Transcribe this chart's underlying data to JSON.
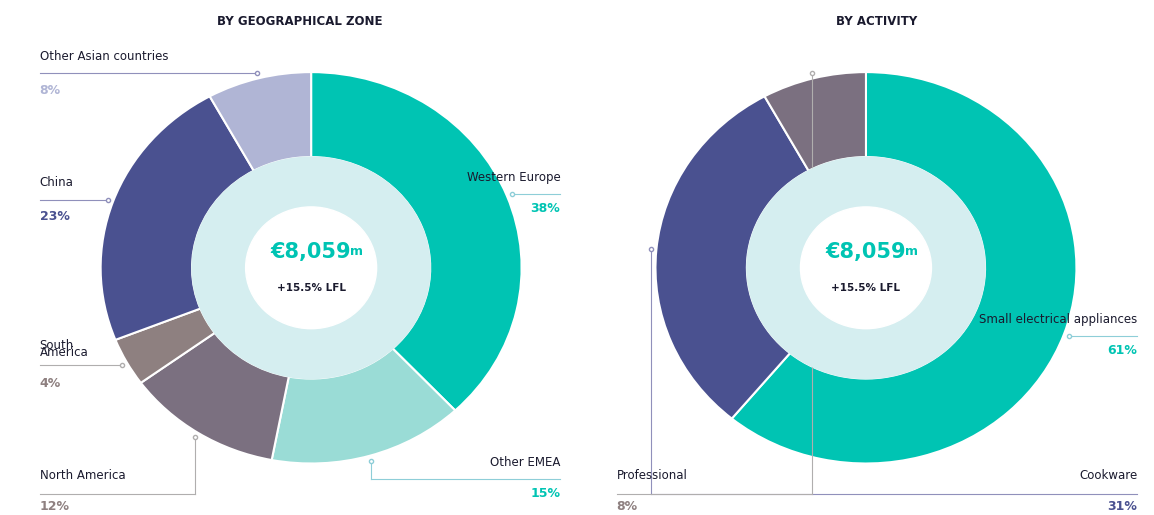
{
  "chart1_title": "BY GEOGRAPHICAL ZONE",
  "chart2_title": "BY ACTIVITY",
  "center_text_euro": "€8,059",
  "center_text_m": "m",
  "center_text_sub": "+15.5% LFL",
  "geo_values": [
    38,
    15,
    12,
    4,
    23,
    8
  ],
  "geo_colors": [
    "#00C4B3",
    "#9ADCD6",
    "#7B7080",
    "#8E8080",
    "#4A5190",
    "#B0B5D5"
  ],
  "act_values": [
    61,
    31,
    8
  ],
  "act_colors": [
    "#00C4B3",
    "#4A5190",
    "#7B7080"
  ],
  "inner_color": "#D5EEF0",
  "white_color": "#FFFFFF",
  "background_color": "#FFFFFF",
  "teal_color": "#00C4B3",
  "dark_color": "#1A1A2E",
  "blue_color": "#4A5190",
  "gray_color": "#8E8080",
  "lightblue_color": "#B0B5D5",
  "connector_teal": "#8ECED8",
  "connector_blue": "#9090BB",
  "connector_gray": "#B0AEAE"
}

▶ _SHORT PROBLEM_:
Transcribe every record above exactly, leaving out the pictures.

▶ _COMPLETE OUTPUT_:
Transcribe this chart's underlying data to JSON.
{
  "chart1_title": "BY GEOGRAPHICAL ZONE",
  "chart2_title": "BY ACTIVITY",
  "center_text_euro": "€8,059",
  "center_text_m": "m",
  "center_text_sub": "+15.5% LFL",
  "geo_values": [
    38,
    15,
    12,
    4,
    23,
    8
  ],
  "geo_colors": [
    "#00C4B3",
    "#9ADCD6",
    "#7B7080",
    "#8E8080",
    "#4A5190",
    "#B0B5D5"
  ],
  "act_values": [
    61,
    31,
    8
  ],
  "act_colors": [
    "#00C4B3",
    "#4A5190",
    "#7B7080"
  ],
  "inner_color": "#D5EEF0",
  "white_color": "#FFFFFF",
  "background_color": "#FFFFFF",
  "teal_color": "#00C4B3",
  "dark_color": "#1A1A2E",
  "blue_color": "#4A5190",
  "gray_color": "#8E8080",
  "lightblue_color": "#B0B5D5",
  "connector_teal": "#8ECED8",
  "connector_blue": "#9090BB",
  "connector_gray": "#B0AEAE"
}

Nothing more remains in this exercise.